Transcribe all of the material exactly, except for its pictures.

********************

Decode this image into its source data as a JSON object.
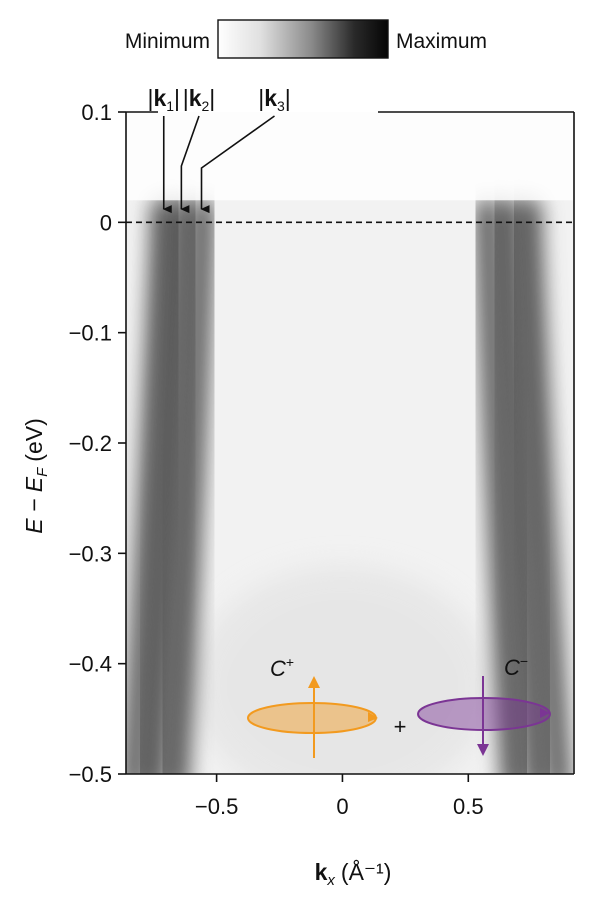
{
  "colorbar": {
    "min_label": "Minimum",
    "max_label": "Maximum"
  },
  "chart_data": {
    "type": "heatmap",
    "xlabel": {
      "main": "k",
      "sub": "x",
      "unit": "(Å⁻¹)"
    },
    "ylabel": {
      "main": "E − E",
      "sub": "F",
      "unit": "(eV)"
    },
    "xlim": [
      -0.86,
      0.92
    ],
    "ylim": [
      -0.5,
      0.1
    ],
    "x_ticks": [
      -0.5,
      0,
      0.5
    ],
    "x_tick_labels": [
      "−0.5",
      "0",
      "0.5"
    ],
    "y_ticks": [
      0.1,
      0,
      -0.1,
      -0.2,
      -0.3,
      -0.4,
      -0.5
    ],
    "y_tick_labels": [
      "0.1",
      "0",
      "−0.1",
      "−0.2",
      "−0.3",
      "−0.4",
      "−0.5"
    ],
    "fermi_level": 0,
    "bands": [
      {
        "kF": -0.71,
        "slope": 0.32,
        "label": "k",
        "label_sub": "1",
        "label_x": -0.71
      },
      {
        "kF": -0.64,
        "slope": 0.3,
        "label": "k",
        "label_sub": "2",
        "label_x": -0.57
      },
      {
        "kF": -0.56,
        "slope": 0.28,
        "label": "k",
        "label_sub": "3",
        "label_x": -0.27
      }
    ],
    "mirror_bands_kF": [
      0.58,
      0.66,
      0.74
    ],
    "polarization": {
      "left_label": "C",
      "left_sup": "+",
      "right_label": "C",
      "right_sup": "−",
      "plus": "+",
      "left_color": "#f29a1f",
      "right_color": "#7b3594"
    }
  }
}
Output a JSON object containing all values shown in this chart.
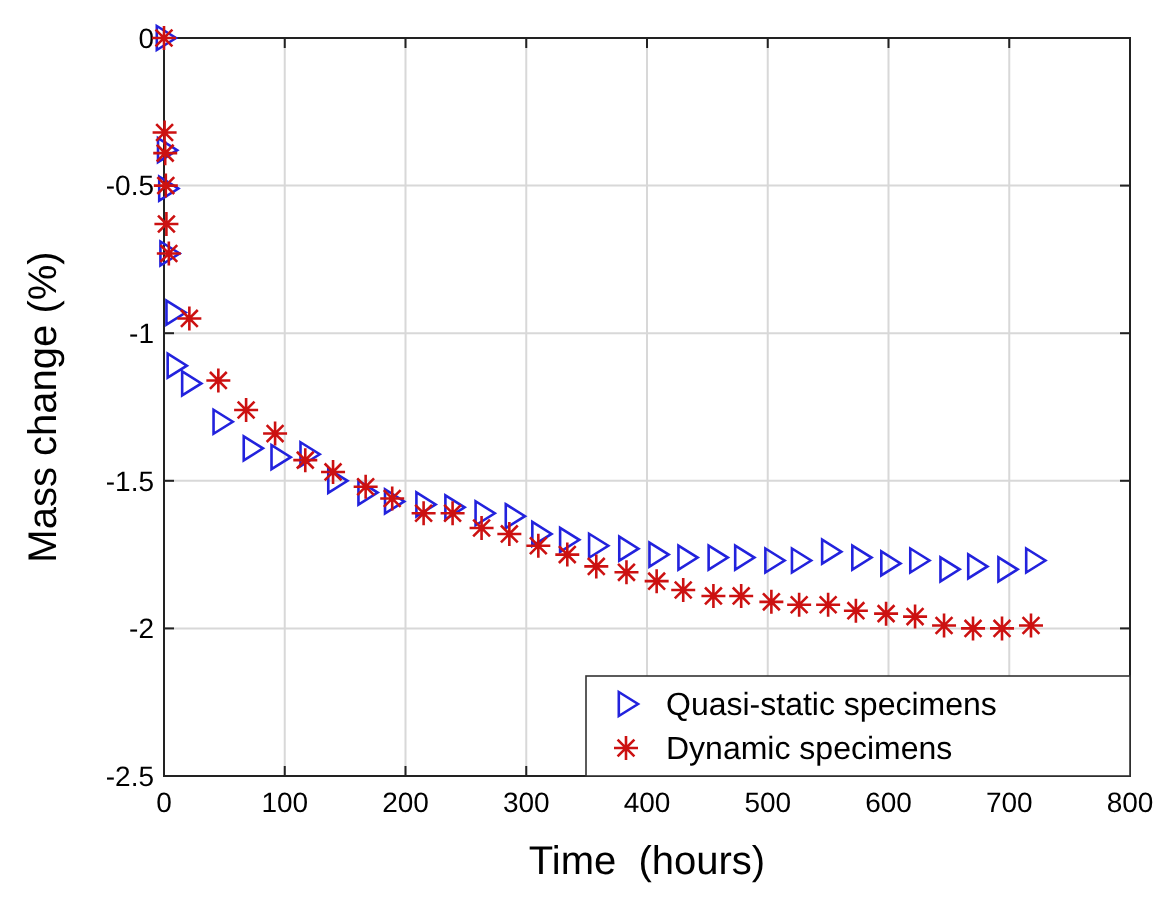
{
  "chart_data": {
    "type": "scatter",
    "xlabel": "Time  (hours)",
    "ylabel": "Mass change (%)",
    "xlim": [
      0,
      800
    ],
    "xticks": [
      0,
      100,
      200,
      300,
      400,
      500,
      600,
      700,
      800
    ],
    "ylim": [
      -2.5,
      0
    ],
    "yticks": [
      -2.5,
      -2,
      -1.5,
      -1,
      -0.5,
      0
    ],
    "grid": true,
    "legend": "bottom right",
    "series": [
      {
        "name": "Quasi-static specimens",
        "color": "#2222dd",
        "marker": "triangle",
        "x": [
          0,
          1,
          2,
          3,
          8,
          9,
          21,
          47,
          72,
          95,
          119,
          142,
          167,
          189,
          215,
          239,
          264,
          289,
          311,
          334,
          358,
          383,
          408,
          432,
          457,
          479,
          504,
          526,
          551,
          576,
          600,
          624,
          649,
          672,
          697,
          720
        ],
        "values": [
          0,
          -0.38,
          -0.51,
          -0.73,
          -0.93,
          -1.11,
          -1.17,
          -1.3,
          -1.39,
          -1.42,
          -1.41,
          -1.5,
          -1.54,
          -1.57,
          -1.58,
          -1.59,
          -1.61,
          -1.62,
          -1.68,
          -1.7,
          -1.72,
          -1.73,
          -1.75,
          -1.76,
          -1.76,
          -1.76,
          -1.77,
          -1.77,
          -1.74,
          -1.76,
          -1.78,
          -1.77,
          -1.8,
          -1.79,
          -1.8,
          -1.77
        ]
      },
      {
        "name": "Dynamic specimens",
        "color": "#cc1111",
        "marker": "cross",
        "x": [
          0,
          0.5,
          1,
          1.5,
          2,
          4,
          21,
          45,
          68,
          92,
          117,
          140,
          167,
          189,
          215,
          239,
          263,
          286,
          310,
          334,
          358,
          383,
          408,
          430,
          455,
          478,
          503,
          526,
          550,
          573,
          598,
          622,
          646,
          670,
          694,
          718
        ],
        "values": [
          0,
          -0.32,
          -0.39,
          -0.5,
          -0.63,
          -0.73,
          -0.95,
          -1.16,
          -1.26,
          -1.34,
          -1.43,
          -1.47,
          -1.52,
          -1.56,
          -1.61,
          -1.61,
          -1.66,
          -1.68,
          -1.72,
          -1.75,
          -1.79,
          -1.81,
          -1.84,
          -1.87,
          -1.89,
          -1.89,
          -1.91,
          -1.92,
          -1.92,
          -1.94,
          -1.95,
          -1.96,
          -1.99,
          -2,
          -2,
          -1.99
        ]
      }
    ]
  }
}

********************

[Exercise response]
Decode this image into its source data as a JSON object.
{
  "colorbar": {
    "min_label": "Minimum",
    "max_label": "Maximum"
  },
  "chart_data": {
    "type": "heatmap",
    "xlabel": {
      "main": "k",
      "sub": "x",
      "unit": "(Å⁻¹)"
    },
    "ylabel": {
      "main": "E − E",
      "sub": "F",
      "unit": "(eV)"
    },
    "xlim": [
      -0.86,
      0.92
    ],
    "ylim": [
      -0.5,
      0.1
    ],
    "x_ticks": [
      -0.5,
      0,
      0.5
    ],
    "x_tick_labels": [
      "−0.5",
      "0",
      "0.5"
    ],
    "y_ticks": [
      0.1,
      0,
      -0.1,
      -0.2,
      -0.3,
      -0.4,
      -0.5
    ],
    "y_tick_labels": [
      "0.1",
      "0",
      "−0.1",
      "−0.2",
      "−0.3",
      "−0.4",
      "−0.5"
    ],
    "fermi_level": 0,
    "bands": [
      {
        "kF": -0.71,
        "slope": 0.32,
        "label": "k",
        "label_sub": "1",
        "label_x": -0.71
      },
      {
        "kF": -0.64,
        "slope": 0.3,
        "label": "k",
        "label_sub": "2",
        "label_x": -0.57
      },
      {
        "kF": -0.56,
        "slope": 0.28,
        "label": "k",
        "label_sub": "3",
        "label_x": -0.27
      }
    ],
    "mirror_bands_kF": [
      0.58,
      0.66,
      0.74
    ],
    "polarization": {
      "left_label": "C",
      "left_sup": "+",
      "right_label": "C",
      "right_sup": "−",
      "plus": "+",
      "left_color": "#f29a1f",
      "right_color": "#7b3594"
    }
  }
}
Output a JSON object containing all values shown in this chart.
{
  "chart_data": {
    "type": "scatter",
    "xlabel": "Time  (hours)",
    "ylabel": "Mass change (%)",
    "xlim": [
      0,
      800
    ],
    "xticks": [
      0,
      100,
      200,
      300,
      400,
      500,
      600,
      700,
      800
    ],
    "ylim": [
      -2.5,
      0
    ],
    "yticks": [
      -2.5,
      -2,
      -1.5,
      -1,
      -0.5,
      0
    ],
    "grid": true,
    "legend": "bottom right",
    "series": [
      {
        "name": "Quasi-static specimens",
        "color": "#2222dd",
        "marker": "triangle",
        "x": [
          0,
          1,
          2,
          3,
          8,
          9,
          21,
          47,
          72,
          95,
          119,
          142,
          167,
          189,
          215,
          239,
          264,
          289,
          311,
          334,
          358,
          383,
          408,
          432,
          457,
          479,
          504,
          526,
          551,
          576,
          600,
          624,
          649,
          672,
          697,
          720
        ],
        "values": [
          0,
          -0.38,
          -0.51,
          -0.73,
          -0.93,
          -1.11,
          -1.17,
          -1.3,
          -1.39,
          -1.42,
          -1.41,
          -1.5,
          -1.54,
          -1.57,
          -1.58,
          -1.59,
          -1.61,
          -1.62,
          -1.68,
          -1.7,
          -1.72,
          -1.73,
          -1.75,
          -1.76,
          -1.76,
          -1.76,
          -1.77,
          -1.77,
          -1.74,
          -1.76,
          -1.78,
          -1.77,
          -1.8,
          -1.79,
          -1.8,
          -1.77
        ]
      },
      {
        "name": "Dynamic specimens",
        "color": "#cc1111",
        "marker": "cross",
        "x": [
          0,
          0.5,
          1,
          1.5,
          2,
          4,
          21,
          45,
          68,
          92,
          117,
          140,
          167,
          189,
          215,
          239,
          263,
          286,
          310,
          334,
          358,
          383,
          408,
          430,
          455,
          478,
          503,
          526,
          550,
          573,
          598,
          622,
          646,
          670,
          694,
          718
        ],
        "values": [
          0,
          -0.32,
          -0.39,
          -0.5,
          -0.63,
          -0.73,
          -0.95,
          -1.16,
          -1.26,
          -1.34,
          -1.43,
          -1.47,
          -1.52,
          -1.56,
          -1.61,
          -1.61,
          -1.66,
          -1.68,
          -1.72,
          -1.75,
          -1.79,
          -1.81,
          -1.84,
          -1.87,
          -1.89,
          -1.89,
          -1.91,
          -1.92,
          -1.92,
          -1.94,
          -1.95,
          -1.96,
          -1.99,
          -2,
          -2,
          -1.99
        ]
      }
    ]
  }
}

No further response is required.